• _Supplied material_
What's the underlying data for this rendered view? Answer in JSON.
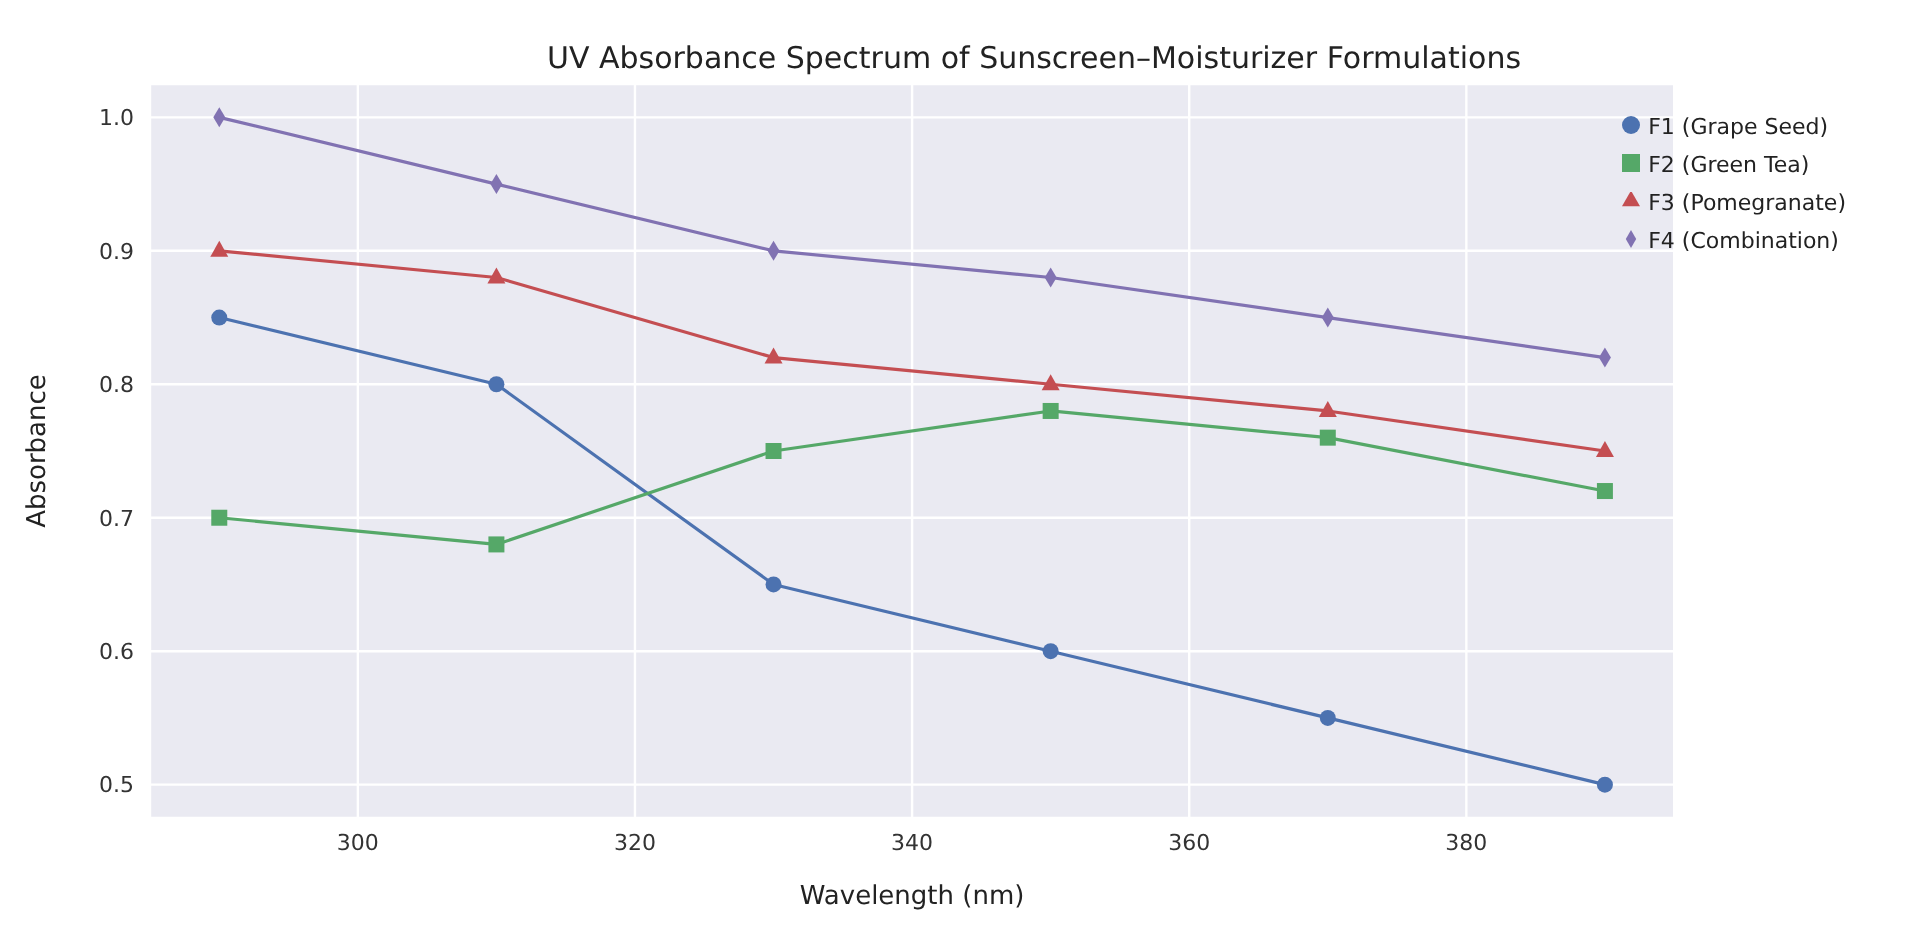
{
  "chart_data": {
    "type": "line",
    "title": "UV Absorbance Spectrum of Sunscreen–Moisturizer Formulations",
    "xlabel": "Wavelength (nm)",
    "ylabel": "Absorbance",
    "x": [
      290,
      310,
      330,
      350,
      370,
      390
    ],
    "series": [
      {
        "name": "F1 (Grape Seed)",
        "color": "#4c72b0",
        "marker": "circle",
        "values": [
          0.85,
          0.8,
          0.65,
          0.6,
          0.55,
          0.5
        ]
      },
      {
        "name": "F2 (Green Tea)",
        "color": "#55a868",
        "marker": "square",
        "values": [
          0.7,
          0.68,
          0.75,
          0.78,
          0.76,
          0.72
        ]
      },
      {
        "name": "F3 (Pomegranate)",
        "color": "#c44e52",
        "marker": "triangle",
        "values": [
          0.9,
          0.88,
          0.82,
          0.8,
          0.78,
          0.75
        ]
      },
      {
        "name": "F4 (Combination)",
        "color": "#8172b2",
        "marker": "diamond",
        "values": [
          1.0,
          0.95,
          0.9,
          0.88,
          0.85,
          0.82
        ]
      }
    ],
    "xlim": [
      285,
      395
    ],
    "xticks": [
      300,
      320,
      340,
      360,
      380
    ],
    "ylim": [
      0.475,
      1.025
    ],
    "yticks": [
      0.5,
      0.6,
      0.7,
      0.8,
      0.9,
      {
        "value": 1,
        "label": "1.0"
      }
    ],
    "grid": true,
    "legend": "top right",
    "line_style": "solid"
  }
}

==

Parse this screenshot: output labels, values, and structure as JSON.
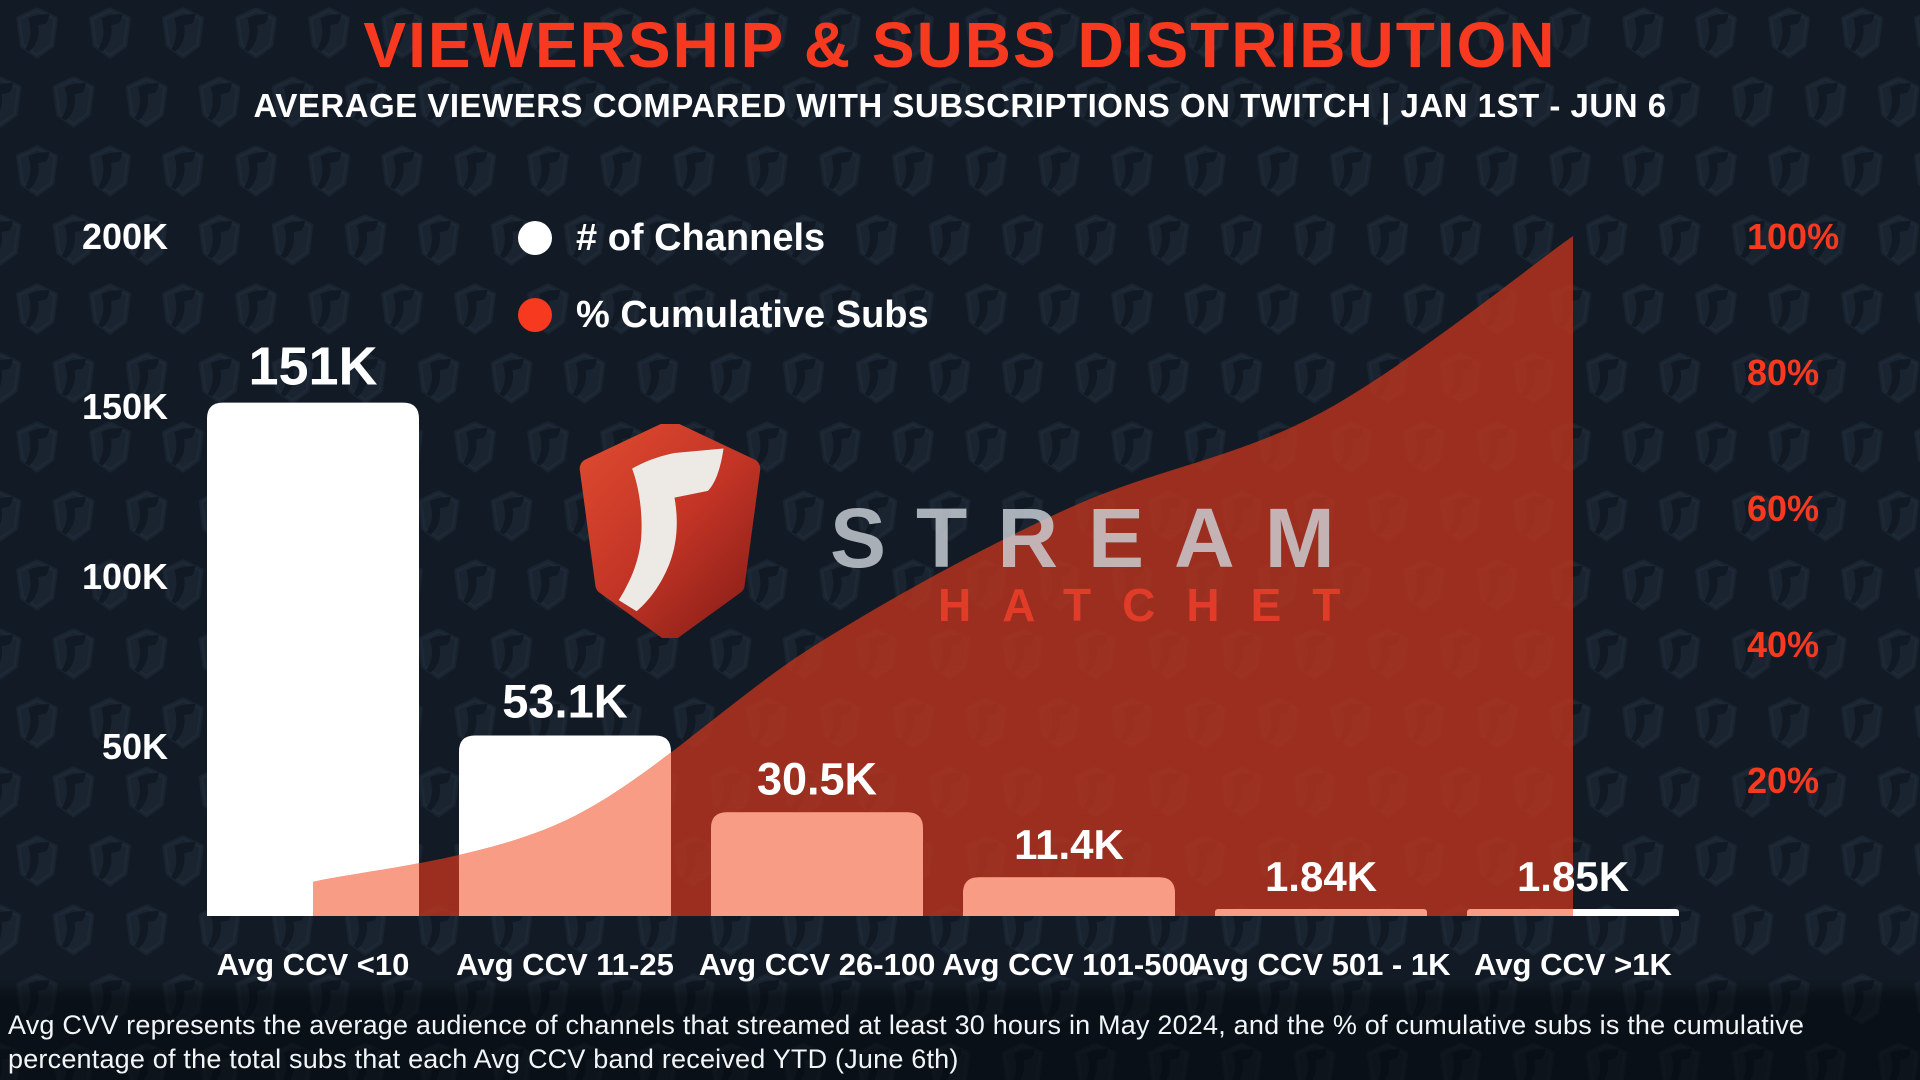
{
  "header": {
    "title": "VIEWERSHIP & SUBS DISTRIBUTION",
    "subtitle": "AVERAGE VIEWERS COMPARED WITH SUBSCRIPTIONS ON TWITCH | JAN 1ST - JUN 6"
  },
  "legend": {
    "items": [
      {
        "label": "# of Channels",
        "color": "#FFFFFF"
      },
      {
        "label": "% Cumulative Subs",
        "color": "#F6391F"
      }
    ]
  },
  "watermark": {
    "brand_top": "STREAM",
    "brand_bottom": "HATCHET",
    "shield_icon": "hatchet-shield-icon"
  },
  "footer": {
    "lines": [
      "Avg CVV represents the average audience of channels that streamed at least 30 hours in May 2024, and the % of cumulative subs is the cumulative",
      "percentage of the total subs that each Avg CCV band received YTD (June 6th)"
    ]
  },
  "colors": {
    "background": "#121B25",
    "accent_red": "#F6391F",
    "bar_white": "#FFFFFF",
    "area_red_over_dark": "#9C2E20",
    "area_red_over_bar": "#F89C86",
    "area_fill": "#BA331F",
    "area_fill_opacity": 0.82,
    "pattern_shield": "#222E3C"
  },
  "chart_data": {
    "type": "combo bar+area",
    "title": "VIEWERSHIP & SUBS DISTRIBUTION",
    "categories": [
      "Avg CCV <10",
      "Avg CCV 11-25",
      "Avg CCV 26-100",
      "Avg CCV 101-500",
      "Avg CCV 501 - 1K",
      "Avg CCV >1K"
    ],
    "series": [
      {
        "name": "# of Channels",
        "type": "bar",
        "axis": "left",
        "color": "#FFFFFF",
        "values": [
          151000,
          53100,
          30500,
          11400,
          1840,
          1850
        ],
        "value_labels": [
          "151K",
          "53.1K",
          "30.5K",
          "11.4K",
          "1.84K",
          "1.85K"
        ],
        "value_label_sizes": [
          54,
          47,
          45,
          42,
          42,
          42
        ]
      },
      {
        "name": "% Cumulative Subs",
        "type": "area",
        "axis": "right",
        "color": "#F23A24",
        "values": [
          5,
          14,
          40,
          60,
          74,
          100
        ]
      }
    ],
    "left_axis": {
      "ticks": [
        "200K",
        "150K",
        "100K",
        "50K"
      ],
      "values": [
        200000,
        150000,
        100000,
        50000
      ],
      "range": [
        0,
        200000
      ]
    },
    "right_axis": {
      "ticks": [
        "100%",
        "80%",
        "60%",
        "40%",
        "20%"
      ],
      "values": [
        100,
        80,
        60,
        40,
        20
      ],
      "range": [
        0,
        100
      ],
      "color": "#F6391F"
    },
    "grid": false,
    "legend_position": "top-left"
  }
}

* * *

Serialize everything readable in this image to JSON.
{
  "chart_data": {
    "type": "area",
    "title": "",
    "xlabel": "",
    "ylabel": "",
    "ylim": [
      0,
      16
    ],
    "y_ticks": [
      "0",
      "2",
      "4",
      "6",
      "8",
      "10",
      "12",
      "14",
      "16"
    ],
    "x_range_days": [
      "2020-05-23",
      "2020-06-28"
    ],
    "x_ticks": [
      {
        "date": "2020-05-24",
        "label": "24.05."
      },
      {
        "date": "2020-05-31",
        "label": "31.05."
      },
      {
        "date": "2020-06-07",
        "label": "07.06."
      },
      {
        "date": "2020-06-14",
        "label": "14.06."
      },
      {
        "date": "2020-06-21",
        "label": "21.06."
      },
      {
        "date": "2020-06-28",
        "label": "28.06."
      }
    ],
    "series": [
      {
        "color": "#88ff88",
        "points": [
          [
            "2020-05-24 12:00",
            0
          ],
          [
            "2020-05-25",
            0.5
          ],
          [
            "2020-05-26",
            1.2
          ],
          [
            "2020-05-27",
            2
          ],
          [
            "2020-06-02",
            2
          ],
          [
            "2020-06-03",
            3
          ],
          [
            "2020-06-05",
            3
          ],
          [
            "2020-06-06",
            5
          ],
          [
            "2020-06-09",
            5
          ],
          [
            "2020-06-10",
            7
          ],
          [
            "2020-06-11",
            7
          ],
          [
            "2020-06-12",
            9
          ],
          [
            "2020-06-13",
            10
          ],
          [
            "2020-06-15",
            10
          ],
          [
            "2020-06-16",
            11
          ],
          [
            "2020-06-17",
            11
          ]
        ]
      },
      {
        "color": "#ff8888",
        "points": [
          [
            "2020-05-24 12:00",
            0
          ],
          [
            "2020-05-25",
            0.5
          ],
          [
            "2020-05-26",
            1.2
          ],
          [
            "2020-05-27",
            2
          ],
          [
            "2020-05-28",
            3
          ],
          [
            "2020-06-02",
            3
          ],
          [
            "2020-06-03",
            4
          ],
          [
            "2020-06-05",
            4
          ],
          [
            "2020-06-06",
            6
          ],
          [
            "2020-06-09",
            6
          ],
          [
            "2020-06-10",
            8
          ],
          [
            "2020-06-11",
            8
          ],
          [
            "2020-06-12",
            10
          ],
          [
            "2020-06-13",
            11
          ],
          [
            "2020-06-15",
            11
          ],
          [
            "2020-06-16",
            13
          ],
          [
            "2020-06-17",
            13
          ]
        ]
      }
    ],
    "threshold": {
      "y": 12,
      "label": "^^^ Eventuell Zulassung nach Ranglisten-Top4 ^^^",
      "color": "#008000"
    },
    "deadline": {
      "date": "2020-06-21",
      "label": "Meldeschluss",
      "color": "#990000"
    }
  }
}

• _Exercise_
Using the records above, find and show each line with the string "date".

• _Task answer_
        "date": "2020-05-24",
        "date": "2020-05-31",
        "date": "2020-06-07",
        "date": "2020-06-14",
        "date": "2020-06-21",
        "date": "2020-06-28",
      "date": "2020-06-21",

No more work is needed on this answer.